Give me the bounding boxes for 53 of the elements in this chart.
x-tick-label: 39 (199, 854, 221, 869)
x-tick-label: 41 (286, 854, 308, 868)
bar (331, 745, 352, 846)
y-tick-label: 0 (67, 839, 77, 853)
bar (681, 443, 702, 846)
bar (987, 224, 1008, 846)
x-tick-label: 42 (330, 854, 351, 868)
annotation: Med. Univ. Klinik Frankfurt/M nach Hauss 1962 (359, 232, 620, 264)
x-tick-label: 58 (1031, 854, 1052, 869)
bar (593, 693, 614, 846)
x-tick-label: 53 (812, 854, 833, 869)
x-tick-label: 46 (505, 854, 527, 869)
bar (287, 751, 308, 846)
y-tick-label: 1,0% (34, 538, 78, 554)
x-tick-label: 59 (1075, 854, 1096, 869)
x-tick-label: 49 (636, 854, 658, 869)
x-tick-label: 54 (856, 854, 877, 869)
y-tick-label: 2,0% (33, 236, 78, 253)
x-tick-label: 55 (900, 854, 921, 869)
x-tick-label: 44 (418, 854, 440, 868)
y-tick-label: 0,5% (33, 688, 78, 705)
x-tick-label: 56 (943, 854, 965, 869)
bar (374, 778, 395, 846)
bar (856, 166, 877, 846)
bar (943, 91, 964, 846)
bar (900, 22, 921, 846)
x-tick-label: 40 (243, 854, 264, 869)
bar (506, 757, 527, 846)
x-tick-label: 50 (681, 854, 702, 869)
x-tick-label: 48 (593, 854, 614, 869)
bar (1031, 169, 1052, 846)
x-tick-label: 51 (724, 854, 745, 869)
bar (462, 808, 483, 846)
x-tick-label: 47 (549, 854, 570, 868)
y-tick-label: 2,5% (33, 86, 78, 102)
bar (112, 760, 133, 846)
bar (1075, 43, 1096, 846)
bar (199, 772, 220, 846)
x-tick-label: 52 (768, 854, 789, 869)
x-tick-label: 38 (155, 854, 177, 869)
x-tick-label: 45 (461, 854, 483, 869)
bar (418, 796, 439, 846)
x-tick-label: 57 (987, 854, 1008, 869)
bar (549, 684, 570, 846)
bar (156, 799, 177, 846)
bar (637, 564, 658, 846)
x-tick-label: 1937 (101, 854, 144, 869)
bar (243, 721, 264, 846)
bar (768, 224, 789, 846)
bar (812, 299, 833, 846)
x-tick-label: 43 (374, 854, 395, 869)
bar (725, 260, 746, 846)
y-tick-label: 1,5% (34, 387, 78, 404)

+ + +

**What you will do:** Set out every line of the material above as a Markdown table with the columns Row and Text, where Row holds a running number and Text holds the line, leaving out any blank lines.

**Response below:**
| Row | Text |
|---|---|
| 1 | Give me the bounding boxes for 53 of the elements in this chart. |
| 2 | x-tick-label: 39 (199, 854, 221, 869) |
| 3 | x-tick-label: 41 (286, 854, 308, 868) |
| 4 | bar (331, 745, 352, 846) |
| 5 | y-tick-label: 0 (67, 839, 77, 853) |
| 6 | bar (681, 443, 702, 846) |
| 7 | bar (987, 224, 1008, 846) |
| 8 | x-tick-label: 42 (330, 854, 351, 868) |
| 9 | annotation: Med. Univ. Klinik Frankfurt/M nach Hauss 1962 (359, 232, 620, 264) |
| 10 | x-tick-label: 58 (1031, 854, 1052, 869) |
| 11 | bar (593, 693, 614, 846) |
| 12 | x-tick-label: 53 (812, 854, 833, 869) |
| 13 | x-tick-label: 46 (505, 854, 527, 869) |
| 14 | bar (287, 751, 308, 846) |
| 15 | y-tick-label: 1,0% (34, 538, 78, 554) |
| 16 | x-tick-label: 59 (1075, 854, 1096, 869) |
| 17 | x-tick-label: 49 (636, 854, 658, 869) |
| 18 | x-tick-label: 54 (856, 854, 877, 869) |
| 19 | y-tick-label: 2,0% (33, 236, 78, 253) |
| 20 | x-tick-label: 55 (900, 854, 921, 869) |
| 21 | x-tick-label: 44 (418, 854, 440, 868) |
| 22 | y-tick-label: 0,5% (33, 688, 78, 705) |
| 23 | x-tick-label: 56 (943, 854, 965, 869) |
| 24 | bar (374, 778, 395, 846) |
| 25 | bar (856, 166, 877, 846) |
| 26 | bar (943, 91, 964, 846) |
| 27 | bar (900, 22, 921, 846) |
| 28 | x-tick-label: 40 (243, 854, 264, 869) |
| 29 | bar (506, 757, 527, 846) |
| 30 | x-tick-label: 50 (681, 854, 702, 869) |
| 31 | x-tick-label: 48 (593, 854, 614, 869) |
| 32 | bar (1031, 169, 1052, 846) |
| 33 | x-tick-label: 51 (724, 854, 745, 869) |
| 34 | bar (462, 808, 483, 846) |
| 35 | x-tick-label: 47 (549, 854, 570, 868) |
| 36 | y-tick-label: 2,5% (33, 86, 78, 102) |
| 37 | bar (112, 760, 133, 846) |
| 38 | bar (1075, 43, 1096, 846) |
| 39 | bar (199, 772, 220, 846) |
| 40 | x-tick-label: 52 (768, 854, 789, 869) |
| 41 | x-tick-label: 38 (155, 854, 177, 869) |
| 42 | x-tick-label: 45 (461, 854, 483, 869) |
| 43 | bar (418, 796, 439, 846) |
| 44 | x-tick-label: 57 (987, 854, 1008, 869) |
| 45 | bar (549, 684, 570, 846) |
| 46 | bar (156, 799, 177, 846) |
| 47 | bar (637, 564, 658, 846) |
| 48 | x-tick-label: 1937 (101, 854, 144, 869) |
| 49 | bar (243, 721, 264, 846) |
| 50 | bar (768, 224, 789, 846) |
| 51 | bar (812, 299, 833, 846) |
| 52 | x-tick-label: 43 (374, 854, 395, 869) |
| 53 | bar (725, 260, 746, 846) |
| 54 | y-tick-label: 1,5% (34, 387, 78, 404) |